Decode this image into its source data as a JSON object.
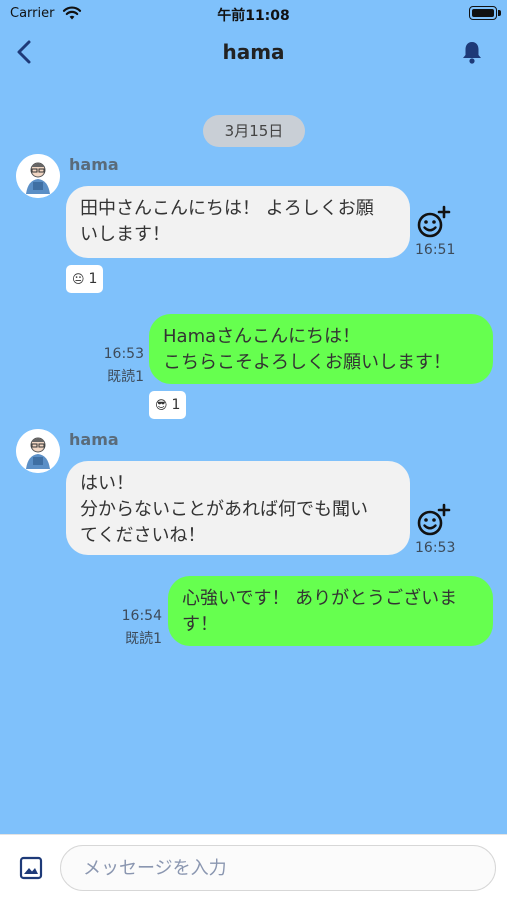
{
  "status_bar": {
    "carrier": "Carrier",
    "time": "午前11:08"
  },
  "nav": {
    "title": "hama"
  },
  "date_label": "3月15日",
  "messages": [
    {
      "direction": "in",
      "sender": "hama",
      "text": "田中さんこんにちは！ よろしくお願\nいします！",
      "time": "16:51",
      "reaction": {
        "emoji": "😐",
        "count": "1"
      }
    },
    {
      "direction": "out",
      "text": "Hamaさんこんにちは！\nこちらこそよろしくお願いします！",
      "time": "16:53",
      "read": "既読1",
      "reaction": {
        "emoji": "😎",
        "count": "1"
      }
    },
    {
      "direction": "in",
      "sender": "hama",
      "text": "はい！\n分からないことがあれば何でも聞い\nてくださいね！",
      "time": "16:53"
    },
    {
      "direction": "out",
      "text": "心強いです！ ありがとうございま\nす！",
      "time": "16:54",
      "read": "既読1"
    }
  ],
  "input": {
    "placeholder": "メッセージを入力"
  },
  "colors": {
    "background": "#7fc1fb",
    "outgoing_bubble": "#66ff4f",
    "incoming_bubble": "#f2f2f2",
    "accent": "#1e3a78"
  }
}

**INSTRUCTIONS TO FOLLOW**
All records should be output exactly, with the pictures left out.

**TASK OUTPUT**
Decode this image into its source data as a JSON object.
{
  "status_bar": {
    "carrier": "Carrier",
    "time": "午前11:08"
  },
  "nav": {
    "title": "hama"
  },
  "date_label": "3月15日",
  "messages": [
    {
      "direction": "in",
      "sender": "hama",
      "text": "田中さんこんにちは！ よろしくお願\nいします！",
      "time": "16:51",
      "reaction": {
        "emoji": "😐",
        "count": "1"
      }
    },
    {
      "direction": "out",
      "text": "Hamaさんこんにちは！\nこちらこそよろしくお願いします！",
      "time": "16:53",
      "read": "既読1",
      "reaction": {
        "emoji": "😎",
        "count": "1"
      }
    },
    {
      "direction": "in",
      "sender": "hama",
      "text": "はい！\n分からないことがあれば何でも聞い\nてくださいね！",
      "time": "16:53"
    },
    {
      "direction": "out",
      "text": "心強いです！ ありがとうございま\nす！",
      "time": "16:54",
      "read": "既読1"
    }
  ],
  "input": {
    "placeholder": "メッセージを入力"
  },
  "colors": {
    "background": "#7fc1fb",
    "outgoing_bubble": "#66ff4f",
    "incoming_bubble": "#f2f2f2",
    "accent": "#1e3a78"
  }
}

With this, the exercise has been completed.